Stored entries:
###

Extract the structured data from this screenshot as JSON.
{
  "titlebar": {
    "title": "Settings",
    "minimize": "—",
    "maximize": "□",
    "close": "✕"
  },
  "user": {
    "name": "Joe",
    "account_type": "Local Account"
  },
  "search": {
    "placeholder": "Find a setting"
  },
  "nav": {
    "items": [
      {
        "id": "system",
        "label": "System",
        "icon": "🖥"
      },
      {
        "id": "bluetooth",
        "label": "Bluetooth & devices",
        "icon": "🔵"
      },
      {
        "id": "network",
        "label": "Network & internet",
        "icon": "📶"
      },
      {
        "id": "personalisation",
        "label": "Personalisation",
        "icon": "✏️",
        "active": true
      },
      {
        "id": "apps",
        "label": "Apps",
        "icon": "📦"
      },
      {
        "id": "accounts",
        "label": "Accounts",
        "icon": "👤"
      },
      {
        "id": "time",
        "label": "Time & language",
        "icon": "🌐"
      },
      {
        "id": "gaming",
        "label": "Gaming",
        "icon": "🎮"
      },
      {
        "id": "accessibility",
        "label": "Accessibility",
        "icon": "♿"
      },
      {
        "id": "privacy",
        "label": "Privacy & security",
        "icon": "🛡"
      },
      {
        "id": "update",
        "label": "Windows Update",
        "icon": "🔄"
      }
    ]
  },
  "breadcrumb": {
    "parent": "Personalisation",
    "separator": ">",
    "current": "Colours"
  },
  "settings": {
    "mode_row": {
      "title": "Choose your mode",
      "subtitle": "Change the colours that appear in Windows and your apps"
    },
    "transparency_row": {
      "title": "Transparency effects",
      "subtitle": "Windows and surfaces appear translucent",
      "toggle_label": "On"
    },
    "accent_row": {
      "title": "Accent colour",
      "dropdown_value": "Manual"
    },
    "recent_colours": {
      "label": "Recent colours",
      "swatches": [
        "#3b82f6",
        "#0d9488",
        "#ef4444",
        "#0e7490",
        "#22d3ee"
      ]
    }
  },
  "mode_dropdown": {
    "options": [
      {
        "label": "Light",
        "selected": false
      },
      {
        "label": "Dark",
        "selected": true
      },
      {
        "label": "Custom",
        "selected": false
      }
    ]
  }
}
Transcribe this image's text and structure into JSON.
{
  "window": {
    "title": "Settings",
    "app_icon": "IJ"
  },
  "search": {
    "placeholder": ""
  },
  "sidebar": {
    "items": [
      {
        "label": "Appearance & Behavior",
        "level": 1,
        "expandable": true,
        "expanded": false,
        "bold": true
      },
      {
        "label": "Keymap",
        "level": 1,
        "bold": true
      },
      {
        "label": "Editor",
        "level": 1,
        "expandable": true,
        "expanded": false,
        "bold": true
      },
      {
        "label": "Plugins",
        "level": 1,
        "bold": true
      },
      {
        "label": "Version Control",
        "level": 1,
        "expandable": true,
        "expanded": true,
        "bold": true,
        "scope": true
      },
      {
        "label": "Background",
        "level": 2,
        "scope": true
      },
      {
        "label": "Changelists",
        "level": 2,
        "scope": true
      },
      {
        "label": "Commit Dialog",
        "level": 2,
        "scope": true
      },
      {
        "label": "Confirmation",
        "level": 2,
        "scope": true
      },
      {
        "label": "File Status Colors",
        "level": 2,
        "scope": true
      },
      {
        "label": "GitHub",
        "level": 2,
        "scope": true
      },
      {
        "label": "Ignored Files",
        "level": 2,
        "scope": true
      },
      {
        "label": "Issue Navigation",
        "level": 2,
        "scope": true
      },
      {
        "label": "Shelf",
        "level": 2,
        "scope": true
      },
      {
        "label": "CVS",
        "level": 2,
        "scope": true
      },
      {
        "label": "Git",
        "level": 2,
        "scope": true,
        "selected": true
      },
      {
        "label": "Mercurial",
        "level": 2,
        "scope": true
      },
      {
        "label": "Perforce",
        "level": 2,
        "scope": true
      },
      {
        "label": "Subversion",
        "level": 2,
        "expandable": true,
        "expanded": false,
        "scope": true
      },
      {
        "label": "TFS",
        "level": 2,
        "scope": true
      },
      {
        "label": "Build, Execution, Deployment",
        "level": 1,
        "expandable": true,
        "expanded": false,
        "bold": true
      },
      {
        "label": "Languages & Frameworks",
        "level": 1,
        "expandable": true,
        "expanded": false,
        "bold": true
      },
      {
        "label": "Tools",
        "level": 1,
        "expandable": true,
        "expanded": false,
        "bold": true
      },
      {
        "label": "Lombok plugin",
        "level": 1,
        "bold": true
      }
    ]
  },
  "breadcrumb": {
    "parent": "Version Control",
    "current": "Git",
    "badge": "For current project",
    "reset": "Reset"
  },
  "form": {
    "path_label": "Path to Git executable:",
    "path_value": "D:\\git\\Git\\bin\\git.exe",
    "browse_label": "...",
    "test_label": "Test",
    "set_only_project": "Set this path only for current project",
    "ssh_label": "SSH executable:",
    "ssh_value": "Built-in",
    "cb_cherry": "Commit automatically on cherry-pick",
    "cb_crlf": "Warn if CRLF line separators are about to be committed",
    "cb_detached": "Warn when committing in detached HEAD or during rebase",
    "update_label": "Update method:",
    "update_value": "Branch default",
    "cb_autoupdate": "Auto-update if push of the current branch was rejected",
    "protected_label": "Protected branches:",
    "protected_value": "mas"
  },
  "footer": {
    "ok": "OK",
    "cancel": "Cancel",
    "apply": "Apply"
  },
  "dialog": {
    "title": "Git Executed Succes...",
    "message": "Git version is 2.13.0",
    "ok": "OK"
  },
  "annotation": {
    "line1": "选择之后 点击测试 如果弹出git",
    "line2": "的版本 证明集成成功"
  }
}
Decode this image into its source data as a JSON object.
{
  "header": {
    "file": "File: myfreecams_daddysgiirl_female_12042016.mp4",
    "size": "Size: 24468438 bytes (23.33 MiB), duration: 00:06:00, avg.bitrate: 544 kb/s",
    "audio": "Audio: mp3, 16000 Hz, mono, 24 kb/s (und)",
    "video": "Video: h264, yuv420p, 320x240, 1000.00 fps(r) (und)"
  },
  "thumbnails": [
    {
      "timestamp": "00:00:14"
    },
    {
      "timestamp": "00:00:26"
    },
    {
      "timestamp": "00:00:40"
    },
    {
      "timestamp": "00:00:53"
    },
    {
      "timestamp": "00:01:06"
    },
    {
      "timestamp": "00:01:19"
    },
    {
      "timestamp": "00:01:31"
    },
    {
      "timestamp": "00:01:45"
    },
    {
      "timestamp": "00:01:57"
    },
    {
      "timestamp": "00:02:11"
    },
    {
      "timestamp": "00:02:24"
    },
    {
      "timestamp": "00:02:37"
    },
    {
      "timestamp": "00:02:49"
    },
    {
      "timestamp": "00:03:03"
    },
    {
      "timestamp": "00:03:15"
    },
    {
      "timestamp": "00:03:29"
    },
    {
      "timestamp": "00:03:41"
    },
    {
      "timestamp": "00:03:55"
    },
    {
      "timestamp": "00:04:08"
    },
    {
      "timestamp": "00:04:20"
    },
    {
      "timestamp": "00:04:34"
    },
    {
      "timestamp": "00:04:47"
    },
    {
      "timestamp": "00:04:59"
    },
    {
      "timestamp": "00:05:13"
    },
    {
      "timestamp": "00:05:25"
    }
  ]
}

###

--- Written instruction ---
Reproduce every record, matching each line exactly.

--- Result below ---
Extract the structured data from this screenshot as JSON.
{
  "titlebar": {
    "title": "Settings",
    "minimize": "—",
    "maximize": "□",
    "close": "✕"
  },
  "user": {
    "name": "Joe",
    "account_type": "Local Account"
  },
  "search": {
    "placeholder": "Find a setting"
  },
  "nav": {
    "items": [
      {
        "id": "system",
        "label": "System",
        "icon": "🖥"
      },
      {
        "id": "bluetooth",
        "label": "Bluetooth & devices",
        "icon": "🔵"
      },
      {
        "id": "network",
        "label": "Network & internet",
        "icon": "📶"
      },
      {
        "id": "personalisation",
        "label": "Personalisation",
        "icon": "✏️",
        "active": true
      },
      {
        "id": "apps",
        "label": "Apps",
        "icon": "📦"
      },
      {
        "id": "accounts",
        "label": "Accounts",
        "icon": "👤"
      },
      {
        "id": "time",
        "label": "Time & language",
        "icon": "🌐"
      },
      {
        "id": "gaming",
        "label": "Gaming",
        "icon": "🎮"
      },
      {
        "id": "accessibility",
        "label": "Accessibility",
        "icon": "♿"
      },
      {
        "id": "privacy",
        "label": "Privacy & security",
        "icon": "🛡"
      },
      {
        "id": "update",
        "label": "Windows Update",
        "icon": "🔄"
      }
    ]
  },
  "breadcrumb": {
    "parent": "Personalisation",
    "separator": ">",
    "current": "Colours"
  },
  "settings": {
    "mode_row": {
      "title": "Choose your mode",
      "subtitle": "Change the colours that appear in Windows and your apps"
    },
    "transparency_row": {
      "title": "Transparency effects",
      "subtitle": "Windows and surfaces appear translucent",
      "toggle_label": "On"
    },
    "accent_row": {
      "title": "Accent colour",
      "dropdown_value": "Manual"
    },
    "recent_colours": {
      "label": "Recent colours",
      "swatches": [
        "#3b82f6",
        "#0d9488",
        "#ef4444",
        "#0e7490",
        "#22d3ee"
      ]
    }
  },
  "mode_dropdown": {
    "options": [
      {
        "label": "Light",
        "selected": false
      },
      {
        "label": "Dark",
        "selected": true
      },
      {
        "label": "Custom",
        "selected": false
      }
    ]
  }
}
Transcribe this image's text and structure into JSON.
{
  "window": {
    "title": "Settings",
    "app_icon": "IJ"
  },
  "search": {
    "placeholder": ""
  },
  "sidebar": {
    "items": [
      {
        "label": "Appearance & Behavior",
        "level": 1,
        "expandable": true,
        "expanded": false,
        "bold": true
      },
      {
        "label": "Keymap",
        "level": 1,
        "bold": true
      },
      {
        "label": "Editor",
        "level": 1,
        "expandable": true,
        "expanded": false,
        "bold": true
      },
      {
        "label": "Plugins",
        "level": 1,
        "bold": true
      },
      {
        "label": "Version Control",
        "level": 1,
        "expandable": true,
        "expanded": true,
        "bold": true,
        "scope": true
      },
      {
        "label": "Background",
        "level": 2,
        "scope": true
      },
      {
        "label": "Changelists",
        "level": 2,
        "scope": true
      },
      {
        "label": "Commit Dialog",
        "level": 2,
        "scope": true
      },
      {
        "label": "Confirmation",
        "level": 2,
        "scope": true
      },
      {
        "label": "File Status Colors",
        "level": 2,
        "scope": true
      },
      {
        "label": "GitHub",
        "level": 2,
        "scope": true
      },
      {
        "label": "Ignored Files",
        "level": 2,
        "scope": true
      },
      {
        "label": "Issue Navigation",
        "level": 2,
        "scope": true
      },
      {
        "label": "Shelf",
        "level": 2,
        "scope": true
      },
      {
        "label": "CVS",
        "level": 2,
        "scope": true
      },
      {
        "label": "Git",
        "level": 2,
        "scope": true,
        "selected": true
      },
      {
        "label": "Mercurial",
        "level": 2,
        "scope": true
      },
      {
        "label": "Perforce",
        "level": 2,
        "scope": true
      },
      {
        "label": "Subversion",
        "level": 2,
        "expandable": true,
        "expanded": false,
        "scope": true
      },
      {
        "label": "TFS",
        "level": 2,
        "scope": true
      },
      {
        "label": "Build, Execution, Deployment",
        "level": 1,
        "expandable": true,
        "expanded": false,
        "bold": true
      },
      {
        "label": "Languages & Frameworks",
        "level": 1,
        "expandable": true,
        "expanded": false,
        "bold": true
      },
      {
        "label": "Tools",
        "level": 1,
        "expandable": true,
        "expanded": false,
        "bold": true
      },
      {
        "label": "Lombok plugin",
        "level": 1,
        "bold": true
      }
    ]
  },
  "breadcrumb": {
    "parent": "Version Control",
    "current": "Git",
    "badge": "For current project",
    "reset": "Reset"
  },
  "form": {
    "path_label": "Path to Git executable:",
    "path_value": "D:\\git\\Git\\bin\\git.exe",
    "browse_label": "...",
    "test_label": "Test",
    "set_only_project": "Set this path only for current project",
    "ssh_label": "SSH executable:",
    "ssh_value": "Built-in",
    "cb_cherry": "Commit automatically on cherry-pick",
    "cb_crlf": "Warn if CRLF line separators are about to be committed",
    "cb_detached": "Warn when committing in detached HEAD or during rebase",
    "update_label": "Update method:",
    "update_value": "Branch default",
    "cb_autoupdate": "Auto-update if push of the current branch was rejected",
    "protected_label": "Protected branches:",
    "protected_value": "mas"
  },
  "footer": {
    "ok": "OK",
    "cancel": "Cancel",
    "apply": "Apply"
  },
  "dialog": {
    "title": "Git Executed Succes...",
    "message": "Git version is 2.13.0",
    "ok": "OK"
  },
  "annotation": {
    "line1": "选择之后 点击测试 如果弹出git",
    "line2": "的版本 证明集成成功"
  }
}
Decode this image into its source data as a JSON object.
{
  "header": {
    "file": "File: myfreecams_daddysgiirl_female_12042016.mp4",
    "size": "Size: 24468438 bytes (23.33 MiB), duration: 00:06:00, avg.bitrate: 544 kb/s",
    "audio": "Audio: mp3, 16000 Hz, mono, 24 kb/s (und)",
    "video": "Video: h264, yuv420p, 320x240, 1000.00 fps(r) (und)"
  },
  "thumbnails": [
    {
      "timestamp": "00:00:14"
    },
    {
      "timestamp": "00:00:26"
    },
    {
      "timestamp": "00:00:40"
    },
    {
      "timestamp": "00:00:53"
    },
    {
      "timestamp": "00:01:06"
    },
    {
      "timestamp": "00:01:19"
    },
    {
      "timestamp": "00:01:31"
    },
    {
      "timestamp": "00:01:45"
    },
    {
      "timestamp": "00:01:57"
    },
    {
      "timestamp": "00:02:11"
    },
    {
      "timestamp": "00:02:24"
    },
    {
      "timestamp": "00:02:37"
    },
    {
      "timestamp": "00:02:49"
    },
    {
      "timestamp": "00:03:03"
    },
    {
      "timestamp": "00:03:15"
    },
    {
      "timestamp": "00:03:29"
    },
    {
      "timestamp": "00:03:41"
    },
    {
      "timestamp": "00:03:55"
    },
    {
      "timestamp": "00:04:08"
    },
    {
      "timestamp": "00:04:20"
    },
    {
      "timestamp": "00:04:34"
    },
    {
      "timestamp": "00:04:47"
    },
    {
      "timestamp": "00:04:59"
    },
    {
      "timestamp": "00:05:13"
    },
    {
      "timestamp": "00:05:25"
    }
  ]
}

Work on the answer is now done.